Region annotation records
----------------
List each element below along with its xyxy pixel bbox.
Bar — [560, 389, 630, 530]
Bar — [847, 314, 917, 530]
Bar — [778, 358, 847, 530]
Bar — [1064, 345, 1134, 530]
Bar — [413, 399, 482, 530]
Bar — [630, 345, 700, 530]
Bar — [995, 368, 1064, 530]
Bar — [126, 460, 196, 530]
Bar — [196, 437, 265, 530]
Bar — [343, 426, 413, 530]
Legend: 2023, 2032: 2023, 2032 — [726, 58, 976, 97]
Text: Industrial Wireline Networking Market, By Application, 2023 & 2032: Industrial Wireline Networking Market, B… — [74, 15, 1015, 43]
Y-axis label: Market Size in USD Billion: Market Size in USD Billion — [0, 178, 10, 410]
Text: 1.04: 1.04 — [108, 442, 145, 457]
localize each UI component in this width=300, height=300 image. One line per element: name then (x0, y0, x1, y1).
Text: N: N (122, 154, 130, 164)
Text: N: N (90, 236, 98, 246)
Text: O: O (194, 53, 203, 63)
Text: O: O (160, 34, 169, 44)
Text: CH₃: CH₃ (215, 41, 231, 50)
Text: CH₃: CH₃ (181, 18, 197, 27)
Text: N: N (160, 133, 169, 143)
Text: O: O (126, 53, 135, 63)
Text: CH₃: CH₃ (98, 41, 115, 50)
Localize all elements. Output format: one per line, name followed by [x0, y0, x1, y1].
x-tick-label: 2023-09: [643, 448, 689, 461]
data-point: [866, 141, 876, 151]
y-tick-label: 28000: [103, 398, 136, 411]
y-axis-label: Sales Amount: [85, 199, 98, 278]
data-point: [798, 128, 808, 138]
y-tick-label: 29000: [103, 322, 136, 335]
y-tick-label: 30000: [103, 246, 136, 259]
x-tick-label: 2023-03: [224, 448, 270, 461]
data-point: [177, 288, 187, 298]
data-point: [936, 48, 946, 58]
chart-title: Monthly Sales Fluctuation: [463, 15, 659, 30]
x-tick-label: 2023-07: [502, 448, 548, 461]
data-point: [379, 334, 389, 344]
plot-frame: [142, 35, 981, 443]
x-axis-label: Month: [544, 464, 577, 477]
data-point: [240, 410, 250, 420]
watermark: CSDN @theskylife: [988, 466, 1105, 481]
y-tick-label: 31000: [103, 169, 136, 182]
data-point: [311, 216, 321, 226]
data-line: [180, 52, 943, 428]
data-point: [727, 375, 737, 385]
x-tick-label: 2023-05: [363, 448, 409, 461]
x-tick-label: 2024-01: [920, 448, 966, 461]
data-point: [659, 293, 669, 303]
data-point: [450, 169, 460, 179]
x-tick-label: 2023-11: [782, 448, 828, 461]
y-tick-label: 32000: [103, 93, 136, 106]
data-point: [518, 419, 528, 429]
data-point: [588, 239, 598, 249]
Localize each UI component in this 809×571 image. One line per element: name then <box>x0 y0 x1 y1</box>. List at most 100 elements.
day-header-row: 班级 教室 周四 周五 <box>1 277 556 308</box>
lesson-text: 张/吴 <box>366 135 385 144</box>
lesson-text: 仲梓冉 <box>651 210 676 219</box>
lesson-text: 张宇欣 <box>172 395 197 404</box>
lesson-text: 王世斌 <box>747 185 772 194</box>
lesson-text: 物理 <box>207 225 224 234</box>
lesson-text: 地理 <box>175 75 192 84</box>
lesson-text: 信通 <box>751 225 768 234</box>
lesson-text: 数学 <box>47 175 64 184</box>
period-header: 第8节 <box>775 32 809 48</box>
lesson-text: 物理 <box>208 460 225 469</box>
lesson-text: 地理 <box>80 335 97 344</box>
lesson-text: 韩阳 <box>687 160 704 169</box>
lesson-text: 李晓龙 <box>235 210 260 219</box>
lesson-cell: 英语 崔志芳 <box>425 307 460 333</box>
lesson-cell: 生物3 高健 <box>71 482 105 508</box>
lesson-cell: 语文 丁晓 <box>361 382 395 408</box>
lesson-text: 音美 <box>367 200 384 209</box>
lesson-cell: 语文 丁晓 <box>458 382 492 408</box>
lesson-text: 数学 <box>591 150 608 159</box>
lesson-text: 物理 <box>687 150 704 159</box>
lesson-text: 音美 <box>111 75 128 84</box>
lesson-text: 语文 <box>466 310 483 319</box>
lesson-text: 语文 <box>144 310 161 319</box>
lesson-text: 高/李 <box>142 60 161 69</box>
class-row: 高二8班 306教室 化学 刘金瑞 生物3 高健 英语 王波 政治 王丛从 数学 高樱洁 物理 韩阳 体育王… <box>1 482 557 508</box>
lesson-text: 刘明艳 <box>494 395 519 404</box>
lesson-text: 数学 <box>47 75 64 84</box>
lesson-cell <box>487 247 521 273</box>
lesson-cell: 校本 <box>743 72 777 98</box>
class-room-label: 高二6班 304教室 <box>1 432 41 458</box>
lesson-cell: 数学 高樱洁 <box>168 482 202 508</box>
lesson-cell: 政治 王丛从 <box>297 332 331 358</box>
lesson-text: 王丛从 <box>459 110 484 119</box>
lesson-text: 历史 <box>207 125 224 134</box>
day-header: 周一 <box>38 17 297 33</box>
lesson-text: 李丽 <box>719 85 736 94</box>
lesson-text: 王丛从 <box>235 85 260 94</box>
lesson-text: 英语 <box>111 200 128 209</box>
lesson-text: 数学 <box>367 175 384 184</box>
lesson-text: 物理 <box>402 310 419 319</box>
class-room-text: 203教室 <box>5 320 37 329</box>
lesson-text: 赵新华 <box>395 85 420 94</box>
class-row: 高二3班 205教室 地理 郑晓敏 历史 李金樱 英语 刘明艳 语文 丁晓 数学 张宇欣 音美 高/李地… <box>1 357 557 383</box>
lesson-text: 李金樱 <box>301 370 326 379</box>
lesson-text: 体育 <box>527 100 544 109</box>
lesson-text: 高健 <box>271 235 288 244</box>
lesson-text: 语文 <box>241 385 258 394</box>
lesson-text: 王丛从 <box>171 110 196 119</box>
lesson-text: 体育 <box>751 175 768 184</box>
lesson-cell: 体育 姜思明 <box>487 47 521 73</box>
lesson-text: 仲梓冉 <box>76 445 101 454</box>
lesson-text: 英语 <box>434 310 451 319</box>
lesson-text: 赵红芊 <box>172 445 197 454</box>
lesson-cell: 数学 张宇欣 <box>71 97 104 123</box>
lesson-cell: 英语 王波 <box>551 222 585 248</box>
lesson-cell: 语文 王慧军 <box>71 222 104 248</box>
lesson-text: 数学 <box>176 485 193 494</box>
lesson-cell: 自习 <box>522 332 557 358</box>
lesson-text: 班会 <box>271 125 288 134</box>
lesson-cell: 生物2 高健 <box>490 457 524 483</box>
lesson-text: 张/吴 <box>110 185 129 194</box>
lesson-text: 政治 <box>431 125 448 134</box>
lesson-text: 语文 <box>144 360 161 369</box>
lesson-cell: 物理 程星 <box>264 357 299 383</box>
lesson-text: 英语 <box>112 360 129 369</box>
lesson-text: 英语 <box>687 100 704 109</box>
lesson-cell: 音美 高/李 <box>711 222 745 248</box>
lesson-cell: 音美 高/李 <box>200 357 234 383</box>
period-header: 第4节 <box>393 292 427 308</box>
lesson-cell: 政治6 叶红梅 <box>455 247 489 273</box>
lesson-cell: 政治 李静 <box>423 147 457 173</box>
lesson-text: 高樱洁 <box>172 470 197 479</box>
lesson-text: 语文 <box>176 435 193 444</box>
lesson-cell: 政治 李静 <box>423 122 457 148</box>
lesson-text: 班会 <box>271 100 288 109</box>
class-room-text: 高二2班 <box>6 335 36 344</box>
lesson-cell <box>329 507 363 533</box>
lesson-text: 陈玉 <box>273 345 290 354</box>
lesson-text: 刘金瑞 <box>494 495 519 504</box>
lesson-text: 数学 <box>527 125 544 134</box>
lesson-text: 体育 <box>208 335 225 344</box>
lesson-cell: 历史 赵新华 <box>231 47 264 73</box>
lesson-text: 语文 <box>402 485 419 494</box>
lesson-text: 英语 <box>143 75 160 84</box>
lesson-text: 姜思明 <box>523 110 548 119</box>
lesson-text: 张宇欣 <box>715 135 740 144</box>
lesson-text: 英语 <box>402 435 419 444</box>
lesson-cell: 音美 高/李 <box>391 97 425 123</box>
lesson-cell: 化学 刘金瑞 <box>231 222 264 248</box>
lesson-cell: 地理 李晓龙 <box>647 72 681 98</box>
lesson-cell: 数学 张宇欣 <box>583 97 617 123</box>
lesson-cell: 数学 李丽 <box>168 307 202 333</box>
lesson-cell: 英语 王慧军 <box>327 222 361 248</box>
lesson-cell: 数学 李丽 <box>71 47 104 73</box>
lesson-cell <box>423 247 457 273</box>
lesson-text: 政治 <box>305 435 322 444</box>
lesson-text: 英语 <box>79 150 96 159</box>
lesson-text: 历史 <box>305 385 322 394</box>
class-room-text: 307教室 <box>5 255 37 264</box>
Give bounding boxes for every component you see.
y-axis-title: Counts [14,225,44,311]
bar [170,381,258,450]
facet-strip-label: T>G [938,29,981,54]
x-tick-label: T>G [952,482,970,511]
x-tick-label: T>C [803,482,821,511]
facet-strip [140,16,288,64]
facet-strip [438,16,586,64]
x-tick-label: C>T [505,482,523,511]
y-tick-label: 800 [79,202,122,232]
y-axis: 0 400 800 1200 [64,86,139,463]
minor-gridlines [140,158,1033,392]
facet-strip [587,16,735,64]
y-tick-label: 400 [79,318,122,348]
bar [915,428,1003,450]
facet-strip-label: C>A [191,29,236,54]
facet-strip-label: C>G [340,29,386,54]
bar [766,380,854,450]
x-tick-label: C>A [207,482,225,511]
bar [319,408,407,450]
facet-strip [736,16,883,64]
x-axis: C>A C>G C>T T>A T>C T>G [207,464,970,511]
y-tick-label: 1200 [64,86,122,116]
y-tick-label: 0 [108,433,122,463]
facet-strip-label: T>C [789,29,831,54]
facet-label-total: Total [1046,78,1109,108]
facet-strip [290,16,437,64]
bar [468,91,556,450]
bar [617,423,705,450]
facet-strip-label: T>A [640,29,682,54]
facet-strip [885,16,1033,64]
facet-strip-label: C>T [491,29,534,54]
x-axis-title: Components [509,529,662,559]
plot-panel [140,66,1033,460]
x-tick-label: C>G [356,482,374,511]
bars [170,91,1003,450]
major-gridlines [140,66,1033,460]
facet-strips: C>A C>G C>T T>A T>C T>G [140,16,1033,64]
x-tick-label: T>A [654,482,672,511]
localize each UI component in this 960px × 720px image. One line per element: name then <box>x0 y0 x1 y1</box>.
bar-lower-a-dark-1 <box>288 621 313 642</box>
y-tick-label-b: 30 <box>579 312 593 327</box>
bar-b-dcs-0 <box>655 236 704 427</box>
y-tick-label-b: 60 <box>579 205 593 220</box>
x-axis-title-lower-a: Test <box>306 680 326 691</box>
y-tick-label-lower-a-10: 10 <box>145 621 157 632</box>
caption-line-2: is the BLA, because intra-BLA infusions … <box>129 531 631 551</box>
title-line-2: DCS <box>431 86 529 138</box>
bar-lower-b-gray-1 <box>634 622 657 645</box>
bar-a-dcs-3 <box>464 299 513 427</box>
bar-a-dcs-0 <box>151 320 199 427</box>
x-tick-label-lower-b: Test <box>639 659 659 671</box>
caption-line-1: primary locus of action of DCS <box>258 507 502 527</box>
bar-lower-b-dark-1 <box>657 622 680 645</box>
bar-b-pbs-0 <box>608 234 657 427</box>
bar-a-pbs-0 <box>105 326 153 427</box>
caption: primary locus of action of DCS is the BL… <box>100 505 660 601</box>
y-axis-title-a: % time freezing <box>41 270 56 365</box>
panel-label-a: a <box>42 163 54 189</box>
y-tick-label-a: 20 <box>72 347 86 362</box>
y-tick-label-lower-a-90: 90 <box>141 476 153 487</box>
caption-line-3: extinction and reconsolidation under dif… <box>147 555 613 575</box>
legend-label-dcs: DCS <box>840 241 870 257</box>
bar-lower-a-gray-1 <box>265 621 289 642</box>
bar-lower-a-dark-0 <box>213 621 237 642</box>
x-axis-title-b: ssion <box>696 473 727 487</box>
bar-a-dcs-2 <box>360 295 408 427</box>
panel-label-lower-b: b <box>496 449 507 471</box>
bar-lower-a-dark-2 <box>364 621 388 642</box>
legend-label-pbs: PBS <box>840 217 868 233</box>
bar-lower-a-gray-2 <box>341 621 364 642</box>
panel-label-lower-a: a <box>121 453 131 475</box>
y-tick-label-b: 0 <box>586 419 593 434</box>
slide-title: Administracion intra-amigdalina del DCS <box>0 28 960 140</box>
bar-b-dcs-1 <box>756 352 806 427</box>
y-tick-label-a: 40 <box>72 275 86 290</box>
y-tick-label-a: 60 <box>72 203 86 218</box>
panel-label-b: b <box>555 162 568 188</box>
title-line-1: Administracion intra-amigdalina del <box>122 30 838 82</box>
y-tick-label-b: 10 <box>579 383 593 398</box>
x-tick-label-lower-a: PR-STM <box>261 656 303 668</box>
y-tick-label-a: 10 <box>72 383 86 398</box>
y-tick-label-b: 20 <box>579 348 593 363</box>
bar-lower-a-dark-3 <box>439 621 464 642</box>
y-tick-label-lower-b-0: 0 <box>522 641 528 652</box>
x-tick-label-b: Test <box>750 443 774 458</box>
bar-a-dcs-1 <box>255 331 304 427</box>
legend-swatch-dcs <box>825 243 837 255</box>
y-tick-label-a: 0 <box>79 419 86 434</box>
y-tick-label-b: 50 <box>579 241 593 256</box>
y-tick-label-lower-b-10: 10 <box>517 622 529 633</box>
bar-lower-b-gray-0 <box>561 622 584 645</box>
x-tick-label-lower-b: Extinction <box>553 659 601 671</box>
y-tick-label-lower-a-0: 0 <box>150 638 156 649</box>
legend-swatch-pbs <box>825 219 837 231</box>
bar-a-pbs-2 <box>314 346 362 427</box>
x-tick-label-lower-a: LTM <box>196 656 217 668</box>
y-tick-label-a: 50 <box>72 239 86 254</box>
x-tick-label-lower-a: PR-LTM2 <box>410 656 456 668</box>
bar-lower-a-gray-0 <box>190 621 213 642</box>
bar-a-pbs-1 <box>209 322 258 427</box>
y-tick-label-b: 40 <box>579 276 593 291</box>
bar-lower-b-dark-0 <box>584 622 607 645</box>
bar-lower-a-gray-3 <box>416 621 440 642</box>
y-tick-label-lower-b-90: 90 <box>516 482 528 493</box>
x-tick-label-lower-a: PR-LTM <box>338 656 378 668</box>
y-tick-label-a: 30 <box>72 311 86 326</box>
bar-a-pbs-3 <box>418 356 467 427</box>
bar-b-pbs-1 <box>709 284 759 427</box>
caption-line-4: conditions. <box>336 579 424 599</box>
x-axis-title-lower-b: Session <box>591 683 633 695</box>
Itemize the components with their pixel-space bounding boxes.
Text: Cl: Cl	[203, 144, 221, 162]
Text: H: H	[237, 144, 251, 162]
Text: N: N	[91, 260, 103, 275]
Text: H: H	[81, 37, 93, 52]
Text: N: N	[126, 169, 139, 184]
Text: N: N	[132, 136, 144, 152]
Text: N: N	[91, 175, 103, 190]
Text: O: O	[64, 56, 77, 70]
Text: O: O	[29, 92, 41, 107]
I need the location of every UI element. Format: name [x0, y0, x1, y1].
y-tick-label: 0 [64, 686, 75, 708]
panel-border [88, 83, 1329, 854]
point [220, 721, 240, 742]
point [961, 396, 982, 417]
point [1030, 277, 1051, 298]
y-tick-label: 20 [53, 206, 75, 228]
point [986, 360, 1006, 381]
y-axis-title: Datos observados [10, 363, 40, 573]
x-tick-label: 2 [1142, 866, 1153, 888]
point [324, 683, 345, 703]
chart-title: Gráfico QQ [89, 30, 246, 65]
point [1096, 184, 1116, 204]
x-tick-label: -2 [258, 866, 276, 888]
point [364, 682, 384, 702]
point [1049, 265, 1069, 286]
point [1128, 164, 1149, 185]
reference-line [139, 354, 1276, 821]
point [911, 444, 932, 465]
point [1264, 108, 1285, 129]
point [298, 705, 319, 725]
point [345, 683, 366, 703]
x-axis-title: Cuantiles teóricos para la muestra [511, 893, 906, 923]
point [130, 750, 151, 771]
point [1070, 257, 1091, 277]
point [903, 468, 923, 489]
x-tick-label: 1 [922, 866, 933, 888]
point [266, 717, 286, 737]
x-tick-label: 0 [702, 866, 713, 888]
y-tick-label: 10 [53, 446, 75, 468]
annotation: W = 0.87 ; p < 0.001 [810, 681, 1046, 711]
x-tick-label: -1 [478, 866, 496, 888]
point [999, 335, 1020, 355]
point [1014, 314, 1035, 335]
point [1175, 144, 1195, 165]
----------------
Could you output the lines from the start of the records through the line with "Bar — [343, 426, 413, 530]", including that line, as a JSON list of strings with one string per line and blank lines left out?

• _Problem solution_
[
  "List each element below along with its xyxy pixel bbox.",
  "Bar — [560, 389, 630, 530]",
  "Bar — [847, 314, 917, 530]",
  "Bar — [778, 358, 847, 530]",
  "Bar — [1064, 345, 1134, 530]",
  "Bar — [413, 399, 482, 530]",
  "Bar — [630, 345, 700, 530]",
  "Bar — [995, 368, 1064, 530]",
  "Bar — [126, 460, 196, 530]",
  "Bar — [196, 437, 265, 530]",
  "Bar — [343, 426, 413, 530]"
]